◆ What you need to do ◆
For the listing below, give the count of lines containing the string "this" and nothing else.
■ ■ ■ ■ ■ ■ ■
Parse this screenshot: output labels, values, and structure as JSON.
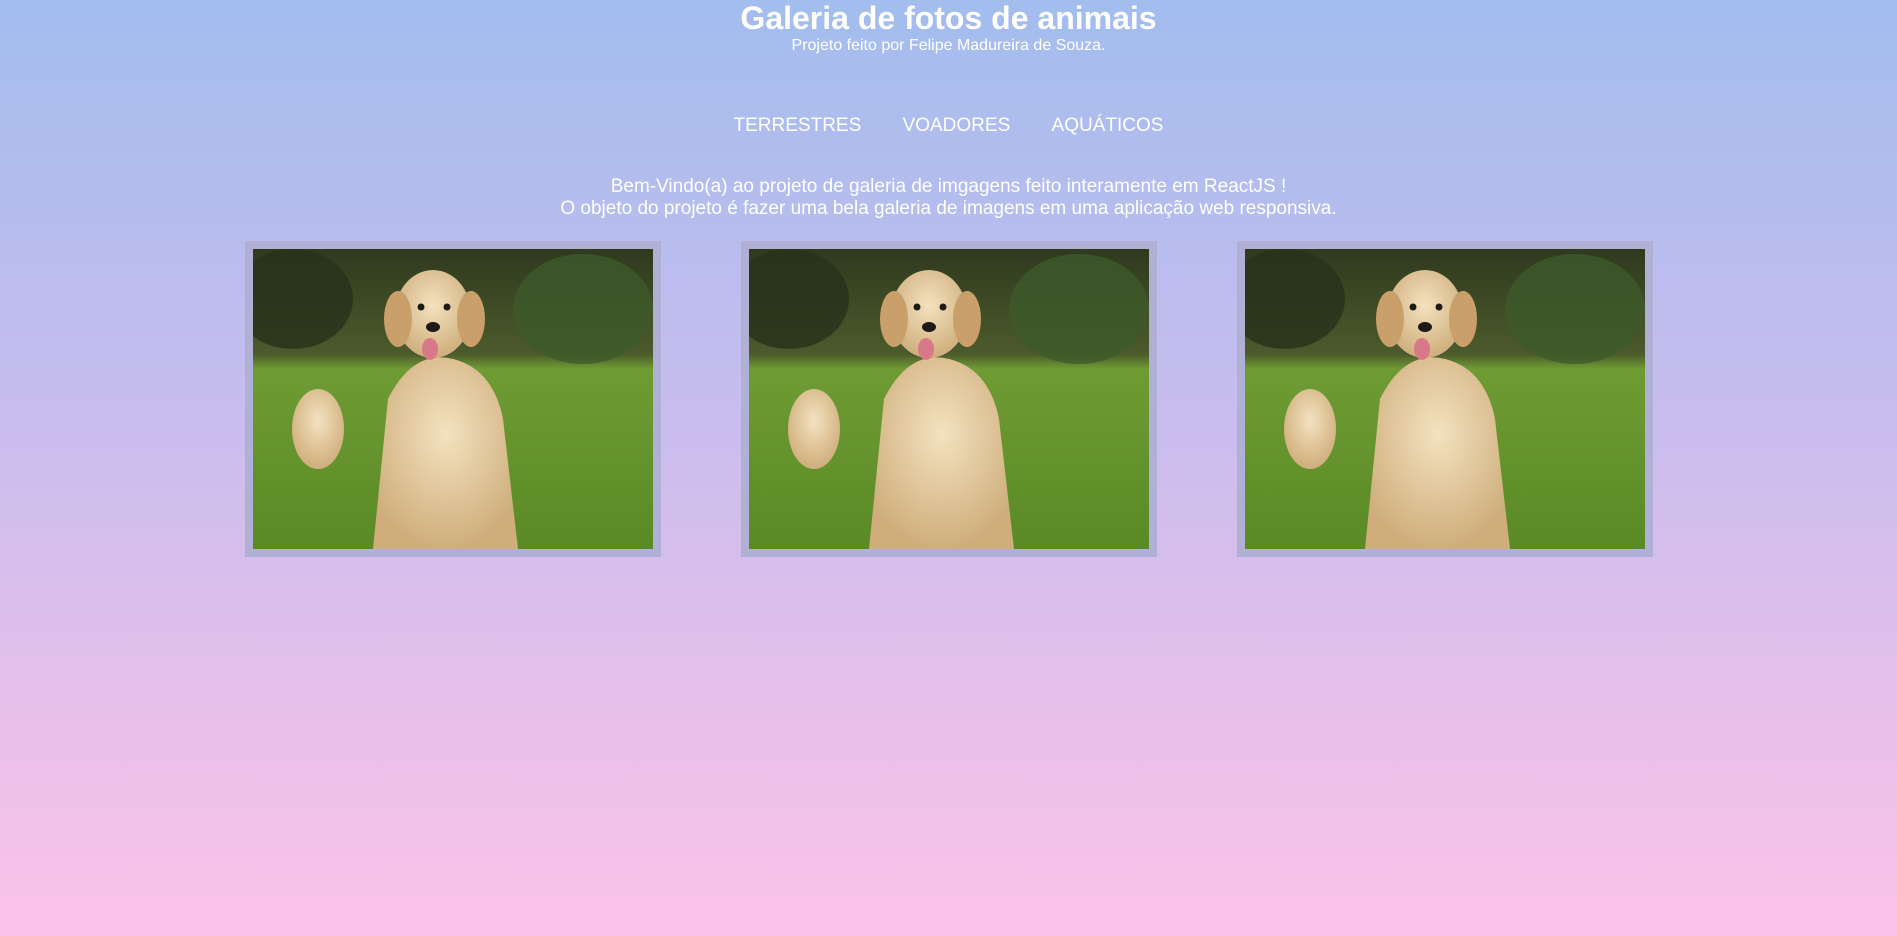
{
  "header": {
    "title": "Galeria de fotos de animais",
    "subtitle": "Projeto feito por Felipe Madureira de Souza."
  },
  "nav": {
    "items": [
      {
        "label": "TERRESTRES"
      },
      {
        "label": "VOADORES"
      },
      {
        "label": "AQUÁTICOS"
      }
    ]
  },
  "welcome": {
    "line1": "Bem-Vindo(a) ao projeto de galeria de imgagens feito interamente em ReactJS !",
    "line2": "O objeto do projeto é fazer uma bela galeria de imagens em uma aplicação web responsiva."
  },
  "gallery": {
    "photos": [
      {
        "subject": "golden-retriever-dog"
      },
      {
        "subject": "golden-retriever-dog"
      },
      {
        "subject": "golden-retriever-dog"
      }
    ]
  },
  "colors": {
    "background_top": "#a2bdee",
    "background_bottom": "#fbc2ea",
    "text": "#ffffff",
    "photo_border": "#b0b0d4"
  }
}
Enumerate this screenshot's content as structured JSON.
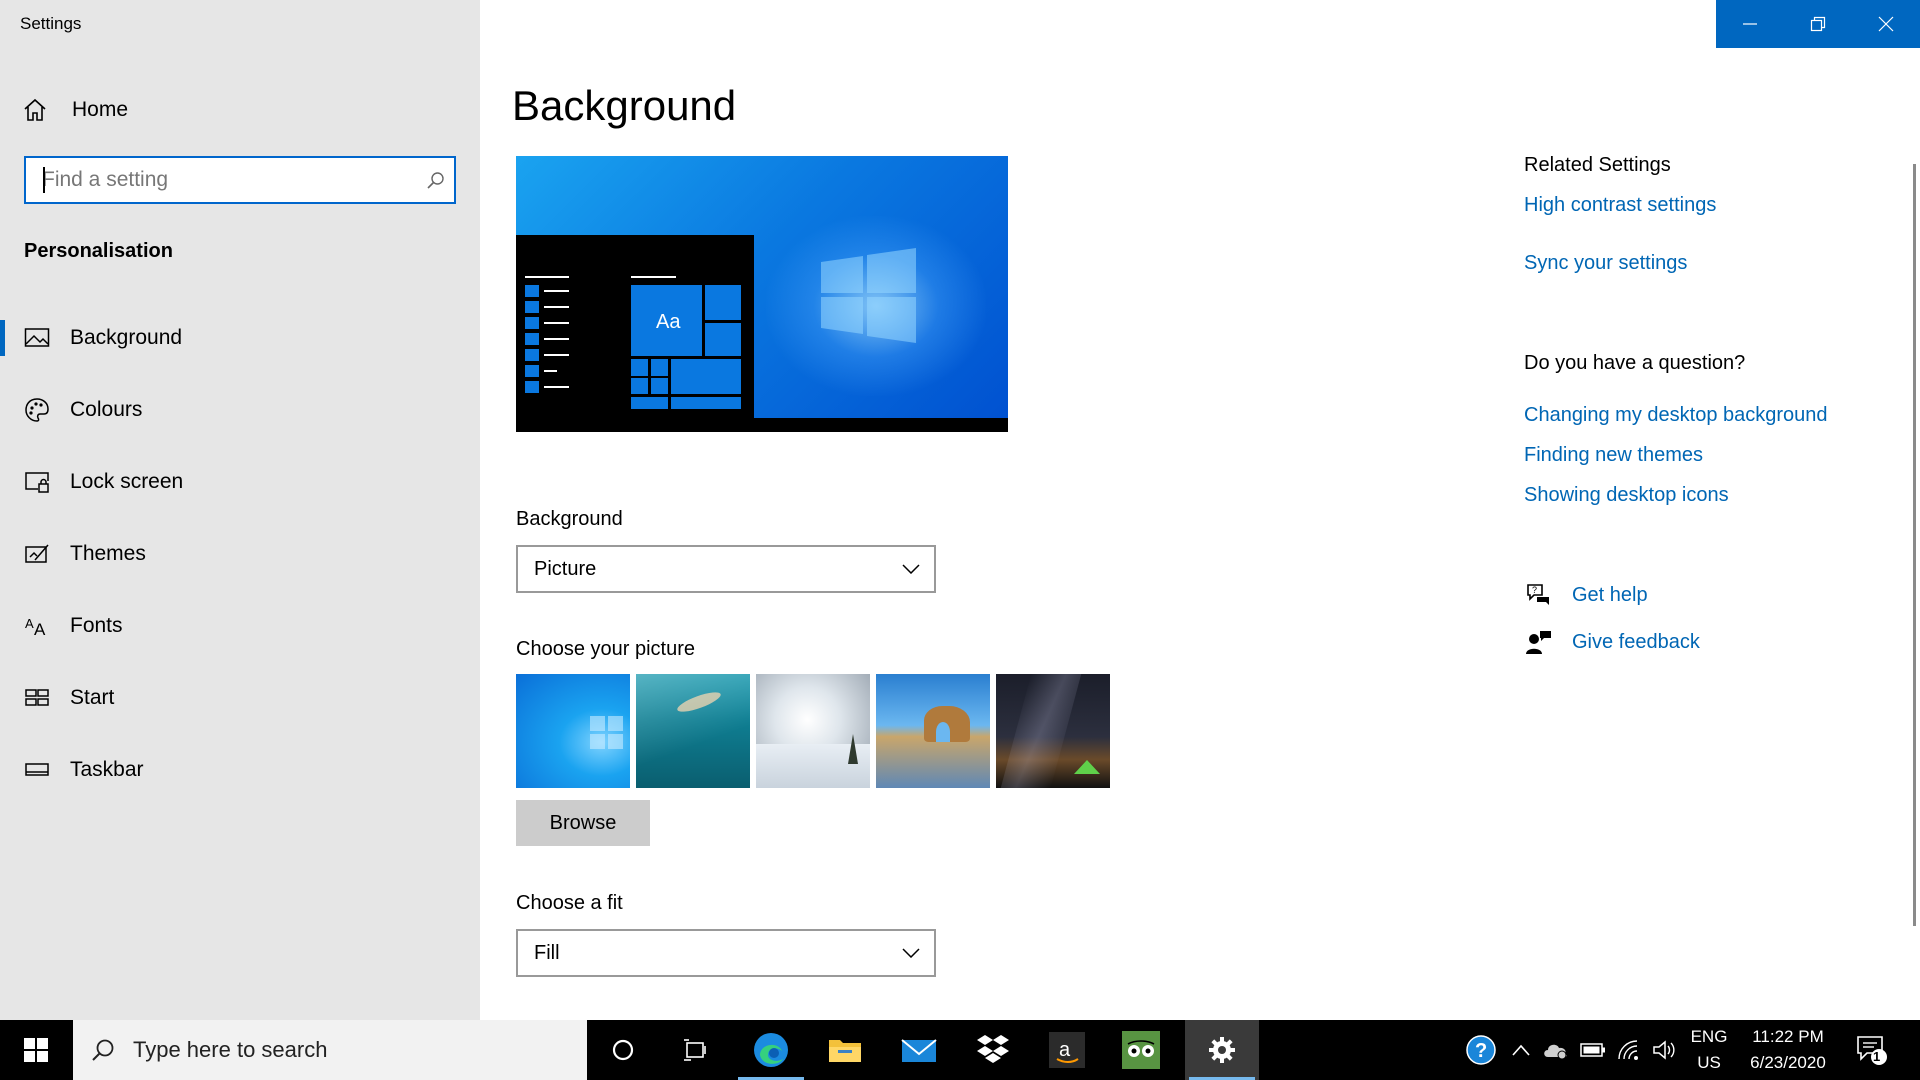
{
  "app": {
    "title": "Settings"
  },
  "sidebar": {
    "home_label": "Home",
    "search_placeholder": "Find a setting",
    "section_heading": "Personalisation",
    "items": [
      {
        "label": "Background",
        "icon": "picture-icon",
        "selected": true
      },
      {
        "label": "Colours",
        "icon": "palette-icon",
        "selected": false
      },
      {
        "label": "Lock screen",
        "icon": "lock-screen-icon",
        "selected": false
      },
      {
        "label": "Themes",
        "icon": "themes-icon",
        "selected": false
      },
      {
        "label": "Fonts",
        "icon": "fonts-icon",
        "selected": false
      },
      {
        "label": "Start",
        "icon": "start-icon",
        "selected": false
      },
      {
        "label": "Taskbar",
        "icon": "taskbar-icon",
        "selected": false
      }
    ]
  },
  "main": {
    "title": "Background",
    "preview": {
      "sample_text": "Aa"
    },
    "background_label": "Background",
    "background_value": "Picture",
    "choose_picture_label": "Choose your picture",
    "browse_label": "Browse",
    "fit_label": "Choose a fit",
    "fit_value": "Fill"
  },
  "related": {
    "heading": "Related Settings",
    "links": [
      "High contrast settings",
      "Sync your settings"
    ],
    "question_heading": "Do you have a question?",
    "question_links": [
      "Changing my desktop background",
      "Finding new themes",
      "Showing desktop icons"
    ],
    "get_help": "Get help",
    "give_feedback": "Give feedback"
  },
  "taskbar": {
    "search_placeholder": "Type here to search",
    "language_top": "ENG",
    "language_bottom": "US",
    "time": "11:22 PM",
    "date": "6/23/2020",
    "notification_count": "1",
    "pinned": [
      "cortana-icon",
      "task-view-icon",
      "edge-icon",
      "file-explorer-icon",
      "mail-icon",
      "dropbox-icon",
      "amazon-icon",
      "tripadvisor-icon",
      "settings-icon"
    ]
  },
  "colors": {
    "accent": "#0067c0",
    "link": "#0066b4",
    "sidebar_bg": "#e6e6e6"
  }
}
■ ■ ■ ■ ■ ■ ■
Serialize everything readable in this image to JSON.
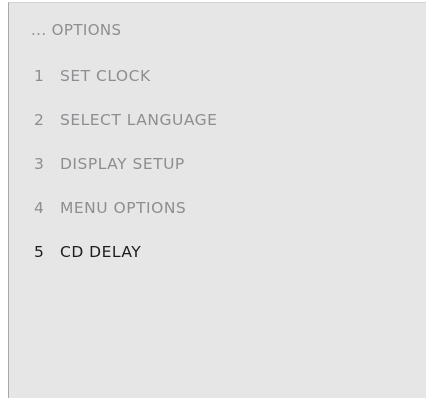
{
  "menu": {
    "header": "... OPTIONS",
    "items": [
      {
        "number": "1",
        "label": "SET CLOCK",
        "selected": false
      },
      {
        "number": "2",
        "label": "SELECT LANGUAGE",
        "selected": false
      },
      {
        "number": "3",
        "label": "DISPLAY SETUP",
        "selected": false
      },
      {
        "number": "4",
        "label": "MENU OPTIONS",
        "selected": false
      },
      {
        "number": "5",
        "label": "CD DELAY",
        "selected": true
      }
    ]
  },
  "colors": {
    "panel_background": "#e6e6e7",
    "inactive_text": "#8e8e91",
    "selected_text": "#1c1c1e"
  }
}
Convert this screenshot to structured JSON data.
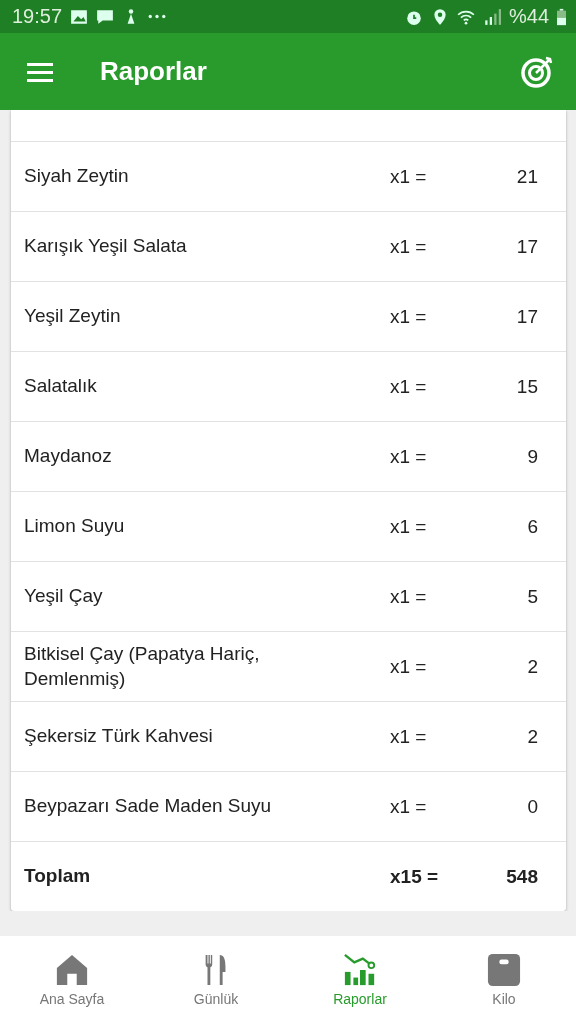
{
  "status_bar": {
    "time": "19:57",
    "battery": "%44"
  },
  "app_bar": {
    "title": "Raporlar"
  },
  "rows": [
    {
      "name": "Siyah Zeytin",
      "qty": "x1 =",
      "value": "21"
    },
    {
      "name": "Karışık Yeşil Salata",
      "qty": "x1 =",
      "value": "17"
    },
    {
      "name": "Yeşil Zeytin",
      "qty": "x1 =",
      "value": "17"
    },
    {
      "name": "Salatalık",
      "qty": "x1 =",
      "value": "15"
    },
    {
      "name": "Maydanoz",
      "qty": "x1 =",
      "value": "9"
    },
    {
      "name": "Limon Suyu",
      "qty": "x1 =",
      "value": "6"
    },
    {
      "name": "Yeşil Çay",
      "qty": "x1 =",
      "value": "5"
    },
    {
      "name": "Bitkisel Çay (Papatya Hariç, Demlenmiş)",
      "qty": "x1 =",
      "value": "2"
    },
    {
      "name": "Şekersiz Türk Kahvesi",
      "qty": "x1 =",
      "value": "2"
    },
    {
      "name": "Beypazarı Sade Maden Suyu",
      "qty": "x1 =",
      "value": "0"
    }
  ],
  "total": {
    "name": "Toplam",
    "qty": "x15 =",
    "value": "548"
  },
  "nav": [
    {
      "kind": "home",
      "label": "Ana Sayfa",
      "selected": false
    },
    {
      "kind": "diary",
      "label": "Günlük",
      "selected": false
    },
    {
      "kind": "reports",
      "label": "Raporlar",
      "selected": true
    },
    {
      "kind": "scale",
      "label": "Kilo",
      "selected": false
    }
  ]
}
■ ■ ■ ■ ■ ■ ■
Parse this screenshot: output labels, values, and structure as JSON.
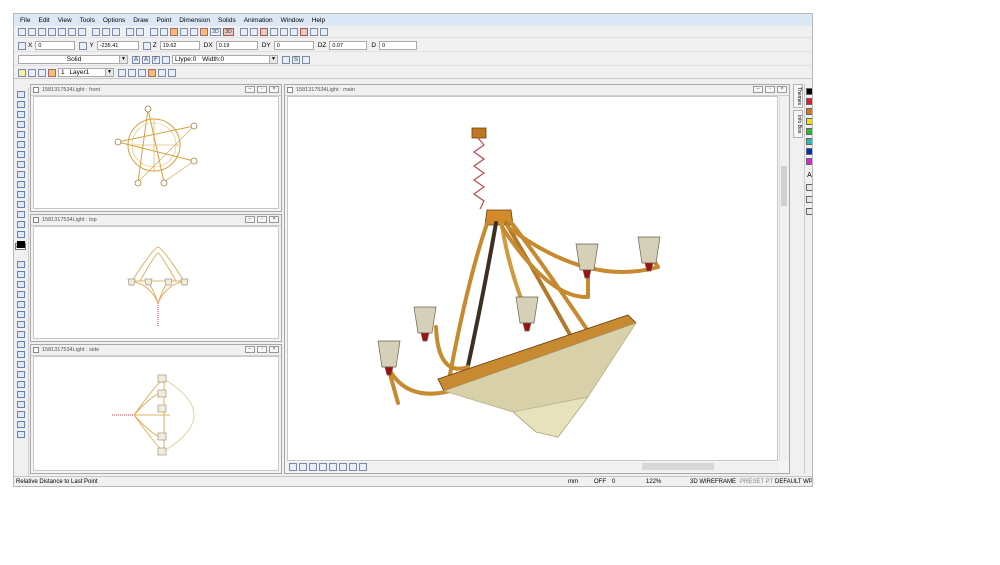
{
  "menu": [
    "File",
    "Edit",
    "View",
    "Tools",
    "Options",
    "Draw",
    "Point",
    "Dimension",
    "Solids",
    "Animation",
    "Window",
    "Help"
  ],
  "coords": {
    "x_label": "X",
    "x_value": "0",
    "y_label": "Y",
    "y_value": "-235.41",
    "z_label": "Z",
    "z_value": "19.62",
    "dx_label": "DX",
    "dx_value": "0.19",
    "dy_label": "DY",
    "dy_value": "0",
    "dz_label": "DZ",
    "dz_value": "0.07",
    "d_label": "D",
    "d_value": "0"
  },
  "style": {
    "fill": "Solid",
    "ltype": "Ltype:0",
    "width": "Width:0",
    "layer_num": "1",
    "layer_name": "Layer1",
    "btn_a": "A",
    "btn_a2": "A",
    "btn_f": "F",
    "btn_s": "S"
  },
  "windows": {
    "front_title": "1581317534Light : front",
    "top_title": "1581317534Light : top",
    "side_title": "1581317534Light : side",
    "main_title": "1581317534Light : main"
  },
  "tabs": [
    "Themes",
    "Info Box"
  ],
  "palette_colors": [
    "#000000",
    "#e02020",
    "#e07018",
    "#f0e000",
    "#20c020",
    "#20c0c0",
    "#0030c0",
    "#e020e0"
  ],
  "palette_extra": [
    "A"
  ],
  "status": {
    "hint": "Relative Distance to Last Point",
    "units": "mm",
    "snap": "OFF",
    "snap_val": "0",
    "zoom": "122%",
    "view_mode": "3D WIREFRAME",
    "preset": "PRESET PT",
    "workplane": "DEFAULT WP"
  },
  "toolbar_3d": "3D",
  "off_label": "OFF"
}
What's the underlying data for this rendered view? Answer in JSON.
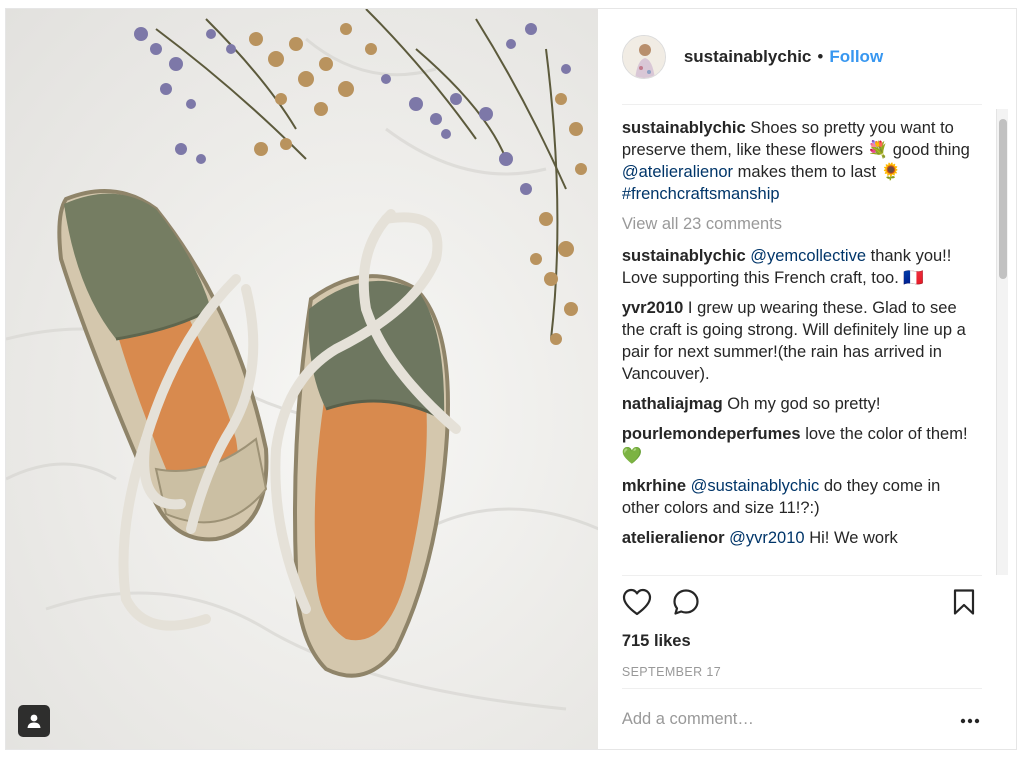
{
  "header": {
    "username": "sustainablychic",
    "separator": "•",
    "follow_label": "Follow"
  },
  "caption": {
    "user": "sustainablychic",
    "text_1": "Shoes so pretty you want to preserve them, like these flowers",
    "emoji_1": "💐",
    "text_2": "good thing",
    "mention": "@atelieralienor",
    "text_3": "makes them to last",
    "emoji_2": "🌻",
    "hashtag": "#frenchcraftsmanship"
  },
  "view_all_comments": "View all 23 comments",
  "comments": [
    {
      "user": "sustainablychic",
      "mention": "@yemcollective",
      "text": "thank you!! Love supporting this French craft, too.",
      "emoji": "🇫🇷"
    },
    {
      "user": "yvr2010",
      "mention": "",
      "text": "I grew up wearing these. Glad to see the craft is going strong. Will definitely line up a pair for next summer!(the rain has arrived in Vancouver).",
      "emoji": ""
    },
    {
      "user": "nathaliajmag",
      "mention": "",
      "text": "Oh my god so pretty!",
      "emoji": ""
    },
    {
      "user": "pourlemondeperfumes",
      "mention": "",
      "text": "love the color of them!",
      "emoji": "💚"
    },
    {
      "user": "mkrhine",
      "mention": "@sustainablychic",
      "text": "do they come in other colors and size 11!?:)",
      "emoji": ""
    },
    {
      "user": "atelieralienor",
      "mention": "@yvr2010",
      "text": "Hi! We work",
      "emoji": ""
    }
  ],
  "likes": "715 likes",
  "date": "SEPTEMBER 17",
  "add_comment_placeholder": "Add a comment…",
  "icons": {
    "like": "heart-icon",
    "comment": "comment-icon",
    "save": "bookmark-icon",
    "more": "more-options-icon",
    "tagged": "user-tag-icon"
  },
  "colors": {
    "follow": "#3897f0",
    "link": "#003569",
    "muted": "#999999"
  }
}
■ ■ ■ ■ ■ ■ ■
◆ Solved exercise ◆
7